# Recorded data:
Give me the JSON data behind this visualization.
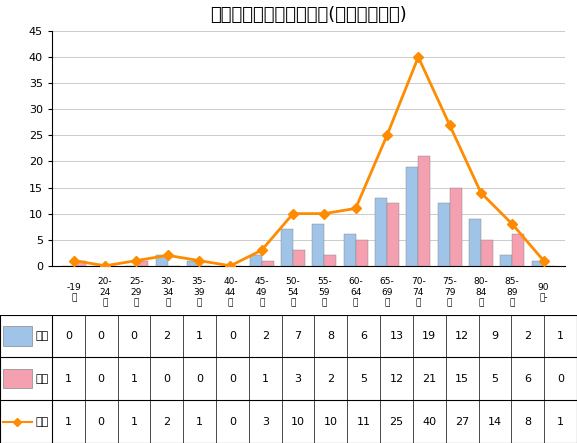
{
  "title": "年齢階級別、性別登録数(悪性リンパ腫)",
  "categories": [
    "-19\n歳",
    "20-\n24\n歳",
    "25-\n29\n歳",
    "30-\n34\n歳",
    "35-\n39\n歳",
    "40-\n44\n歳",
    "45-\n49\n歳",
    "50-\n54\n歳",
    "55-\n59\n歳",
    "60-\n64\n歳",
    "65-\n69\n歳",
    "70-\n74\n歳",
    "75-\n79\n歳",
    "80-\n84\n歳",
    "85-\n89\n歳",
    "90\n歳-"
  ],
  "cat_short": [
    "-19",
    "20-\n24",
    "25-\n29",
    "30-\n34",
    "35-\n39",
    "40-\n44",
    "45-\n49",
    "50-\n54",
    "55-\n59",
    "60-\n64",
    "65-\n69",
    "70-\n74",
    "75-\n79",
    "80-\n84",
    "85-\n89",
    "90\n歳-"
  ],
  "male": [
    0,
    0,
    0,
    2,
    1,
    0,
    2,
    7,
    8,
    6,
    13,
    19,
    12,
    9,
    2,
    1
  ],
  "female": [
    1,
    0,
    1,
    0,
    0,
    0,
    1,
    3,
    2,
    5,
    12,
    21,
    15,
    5,
    6,
    0
  ],
  "total": [
    1,
    0,
    1,
    2,
    1,
    0,
    3,
    10,
    10,
    11,
    25,
    40,
    27,
    14,
    8,
    1
  ],
  "male_color": "#a0c4e8",
  "female_color": "#f4a0b0",
  "total_color": "#ff8c00",
  "total_marker": "D",
  "ylim": [
    0,
    45
  ],
  "yticks": [
    0,
    5,
    10,
    15,
    20,
    25,
    30,
    35,
    40,
    45
  ],
  "title_fontsize": 13,
  "legend_labels": [
    "男性",
    "女性",
    "総計"
  ],
  "table_row_labels": [
    "男性",
    "女性",
    "総計"
  ],
  "bg_color": "#ffffff"
}
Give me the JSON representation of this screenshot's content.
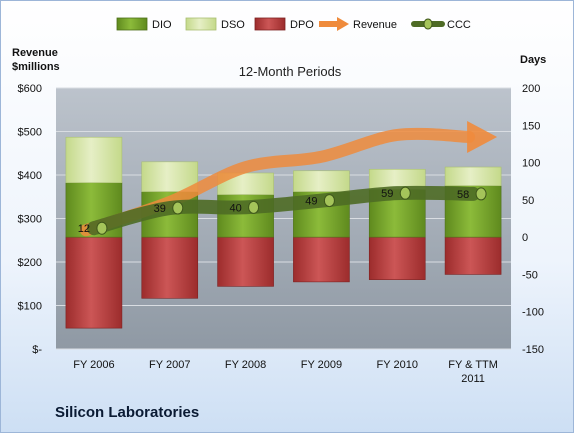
{
  "chart_data": {
    "type": "bar",
    "title": "12-Month Periods",
    "company": "Silicon Laboratories",
    "left_axis_title": [
      "Revenue",
      "$millions"
    ],
    "right_axis_title": "Days",
    "categories": [
      "FY 2006",
      "FY 2007",
      "FY 2008",
      "FY 2009",
      "FY 2010",
      "FY & TTM 2011"
    ],
    "category_lines": [
      [
        "FY 2006"
      ],
      [
        "FY 2007"
      ],
      [
        "FY 2008"
      ],
      [
        "FY 2009"
      ],
      [
        "FY 2010"
      ],
      [
        "FY & TTM",
        "2011"
      ]
    ],
    "left_ticks": [
      "$-",
      "$100",
      "$200",
      "$300",
      "$400",
      "$500",
      "$600"
    ],
    "left_ylim": [
      0,
      600
    ],
    "right_ticks": [
      "-150",
      "-100",
      "-50",
      "0",
      "50",
      "100",
      "150",
      "200"
    ],
    "right_ylim": [
      -150,
      200
    ],
    "legend": [
      "DIO",
      "DSO",
      "DPO",
      "Revenue",
      "CCC"
    ],
    "legend_position": "top",
    "series": [
      {
        "name": "DIO",
        "axis": "right",
        "values": [
          73,
          61,
          57,
          61,
          64,
          69
        ]
      },
      {
        "name": "DSO",
        "axis": "right",
        "values": [
          61,
          40,
          29,
          28,
          27,
          25
        ]
      },
      {
        "name": "DPO",
        "axis": "right",
        "values": [
          -122,
          -82,
          -66,
          -60,
          -57,
          -50
        ]
      },
      {
        "name": "Revenue",
        "axis": "left",
        "values": [
          273,
          338,
          418,
          442,
          492,
          492
        ]
      },
      {
        "name": "CCC",
        "axis": "right",
        "values": [
          12,
          39,
          40,
          49,
          59,
          58
        ]
      }
    ],
    "ccc_labels": [
      "12",
      "39",
      "40",
      "49",
      "59",
      "58"
    ],
    "colors": {
      "dio": "#76a12a",
      "dso": "#d6e4a6",
      "dpo": "#b83c3c",
      "revenue": "#ef8b3c",
      "ccc": "#4e6b25"
    }
  }
}
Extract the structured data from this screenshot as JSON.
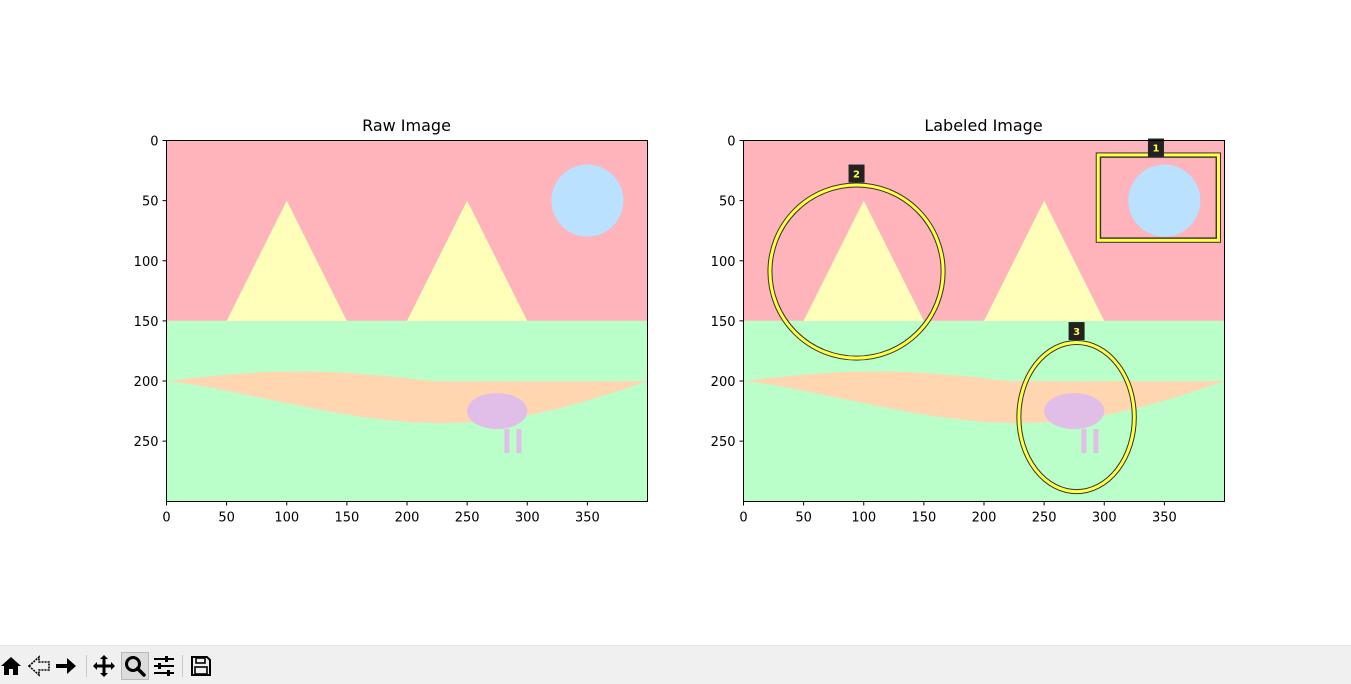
{
  "panels": [
    {
      "id": "raw",
      "title": "Raw Image",
      "xticks": [
        "0",
        "50",
        "100",
        "150",
        "200",
        "250",
        "300",
        "350"
      ],
      "yticks": [
        "0",
        "50",
        "100",
        "150",
        "200",
        "250"
      ]
    },
    {
      "id": "labeled",
      "title": "Labeled Image",
      "xticks": [
        "0",
        "50",
        "100",
        "150",
        "200",
        "250",
        "300",
        "350"
      ],
      "yticks": [
        "0",
        "50",
        "100",
        "150",
        "200",
        "250"
      ]
    }
  ],
  "image_extent": {
    "width": 400,
    "height": 300
  },
  "scene_colors": {
    "sky": "#ffb3ba",
    "ground": "#baffc9",
    "river": "#ffd6b0",
    "mountain": "#ffffba",
    "sun": "#bae1ff",
    "animal": "#e1bee7"
  },
  "annotation_colors": {
    "outline": "#ffff44",
    "edge": "#333333",
    "label_bg": "#222222",
    "label_text": "#ffff44"
  },
  "annotations": [
    {
      "label": "1",
      "shape": "rectangle",
      "target": "sun"
    },
    {
      "label": "2",
      "shape": "ellipse",
      "target": "left mountain"
    },
    {
      "label": "3",
      "shape": "ellipse",
      "target": "animal"
    }
  ],
  "toolbar": {
    "buttons": [
      {
        "name": "home-button",
        "icon": "home-icon"
      },
      {
        "name": "back-button",
        "icon": "back-arrow-icon"
      },
      {
        "name": "forward-button",
        "icon": "forward-arrow-icon"
      },
      {
        "name": "pan-button",
        "icon": "move-icon"
      },
      {
        "name": "zoom-button",
        "icon": "magnifier-icon",
        "active": true
      },
      {
        "name": "configure-subplots-button",
        "icon": "sliders-icon"
      },
      {
        "name": "save-button",
        "icon": "floppy-disk-icon"
      }
    ]
  }
}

# Given request:
Search the preceding listing for "forward" and extract every line where it is found.

# Exercise output:
        "name": "forward-button",
        "icon": "forward-arrow-icon"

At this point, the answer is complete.